Source text
Boxing comes no where near 2.7m on cable tv. This fight killed it!
HBO/SHOWTIME/ESPN boxing would blow someone for those numbers. Haha.
Andrew says
to “the greatest” and that was at least 15 years ago? im not good at math but correct me if im wrong. LMFAO
d says
Sal got owned once again.
Diego says
It’s a solid showing considering that FS1 is not a great channel. On the one hand I’m happy for the UFC, on the other, this just encourages Fox to have more UFC cards on FS1 which tends to depress the UFC’s ratings.
This weekend on Fox should do considerably better.
saldathief says
BS you split hairs to make your point. Its laughable! So they get paid for one segment and choke on the rest, Your a fucking moron! Plus they have been chocking on most of the shows! So big deal, they got a good 15 min segment! Once again you and moron boy D run with one aspect and ignore the hundreds and hundreds of bad things! Shows how stupid and simple minded both you paid idiots are. I guess the UFC had their 15 min for the year hahaha Sponsors are laughing at these OVERALL UFC NUMBERS, trust me, only you a D boy are having a party on this!

Exercise instructions
[a] Summarize the comment thread in two sentences.
[b] According to Diego in the comment thread, which channel is not a great channel?

[Document layout detection data]
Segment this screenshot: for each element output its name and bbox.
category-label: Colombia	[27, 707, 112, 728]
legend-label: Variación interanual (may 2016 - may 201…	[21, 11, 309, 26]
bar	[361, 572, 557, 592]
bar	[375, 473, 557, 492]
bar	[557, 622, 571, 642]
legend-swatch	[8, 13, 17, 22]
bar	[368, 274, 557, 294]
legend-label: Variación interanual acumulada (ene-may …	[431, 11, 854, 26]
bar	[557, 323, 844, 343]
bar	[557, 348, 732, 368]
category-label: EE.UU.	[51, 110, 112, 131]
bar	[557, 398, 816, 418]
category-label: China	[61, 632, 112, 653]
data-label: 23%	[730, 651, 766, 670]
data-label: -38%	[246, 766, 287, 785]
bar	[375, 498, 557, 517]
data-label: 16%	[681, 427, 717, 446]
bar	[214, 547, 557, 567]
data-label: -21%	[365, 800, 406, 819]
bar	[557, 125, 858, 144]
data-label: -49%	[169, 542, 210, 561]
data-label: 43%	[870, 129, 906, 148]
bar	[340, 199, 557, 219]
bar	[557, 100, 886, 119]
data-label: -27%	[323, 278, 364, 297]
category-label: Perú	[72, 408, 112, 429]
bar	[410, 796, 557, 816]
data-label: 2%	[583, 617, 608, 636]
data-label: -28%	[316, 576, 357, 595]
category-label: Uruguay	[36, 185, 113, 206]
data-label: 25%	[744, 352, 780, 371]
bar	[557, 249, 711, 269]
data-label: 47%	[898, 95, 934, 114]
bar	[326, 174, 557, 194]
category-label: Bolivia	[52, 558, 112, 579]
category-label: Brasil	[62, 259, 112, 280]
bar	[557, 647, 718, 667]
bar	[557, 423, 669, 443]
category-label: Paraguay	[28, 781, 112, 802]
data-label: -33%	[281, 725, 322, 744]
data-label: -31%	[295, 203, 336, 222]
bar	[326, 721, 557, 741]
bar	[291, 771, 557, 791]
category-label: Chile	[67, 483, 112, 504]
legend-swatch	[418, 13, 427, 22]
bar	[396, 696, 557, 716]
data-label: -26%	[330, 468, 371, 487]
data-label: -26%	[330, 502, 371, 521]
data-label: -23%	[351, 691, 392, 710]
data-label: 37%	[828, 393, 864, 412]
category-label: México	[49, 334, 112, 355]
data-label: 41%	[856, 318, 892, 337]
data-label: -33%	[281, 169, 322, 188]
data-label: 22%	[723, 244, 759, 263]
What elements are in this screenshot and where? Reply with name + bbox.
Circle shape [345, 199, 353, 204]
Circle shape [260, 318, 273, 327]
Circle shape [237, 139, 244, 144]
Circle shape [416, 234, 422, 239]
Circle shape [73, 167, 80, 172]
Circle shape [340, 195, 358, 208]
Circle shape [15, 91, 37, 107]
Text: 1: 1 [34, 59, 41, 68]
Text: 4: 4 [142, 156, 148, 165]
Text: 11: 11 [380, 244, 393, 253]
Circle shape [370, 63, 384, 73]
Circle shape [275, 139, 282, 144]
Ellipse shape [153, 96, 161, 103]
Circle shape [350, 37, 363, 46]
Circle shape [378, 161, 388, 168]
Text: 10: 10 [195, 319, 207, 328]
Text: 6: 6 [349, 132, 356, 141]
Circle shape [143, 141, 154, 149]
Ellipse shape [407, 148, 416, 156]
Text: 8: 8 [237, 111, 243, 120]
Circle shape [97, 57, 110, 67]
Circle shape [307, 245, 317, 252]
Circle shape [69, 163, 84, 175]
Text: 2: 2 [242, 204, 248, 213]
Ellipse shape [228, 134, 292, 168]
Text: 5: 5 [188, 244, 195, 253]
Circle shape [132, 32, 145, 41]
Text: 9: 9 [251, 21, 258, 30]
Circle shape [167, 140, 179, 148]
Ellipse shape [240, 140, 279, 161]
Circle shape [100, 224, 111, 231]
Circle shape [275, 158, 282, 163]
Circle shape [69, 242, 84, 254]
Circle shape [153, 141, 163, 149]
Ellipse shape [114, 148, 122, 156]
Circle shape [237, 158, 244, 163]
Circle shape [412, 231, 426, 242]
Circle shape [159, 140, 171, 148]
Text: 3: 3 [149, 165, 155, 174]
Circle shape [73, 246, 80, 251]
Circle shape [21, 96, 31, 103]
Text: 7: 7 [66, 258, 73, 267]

Expected outputs
[a] Commenters react to a fight's cable TV numbers, with one saying boxing comes nowhere near 2.7m on cable and another, Diego, calling it a solid showing given that FS1 is not a great channel. A commenter named saldathief dismisses the result, arguing that the UFC had one good 15-minute segment while others ignore the many bad things.

[b] FS1.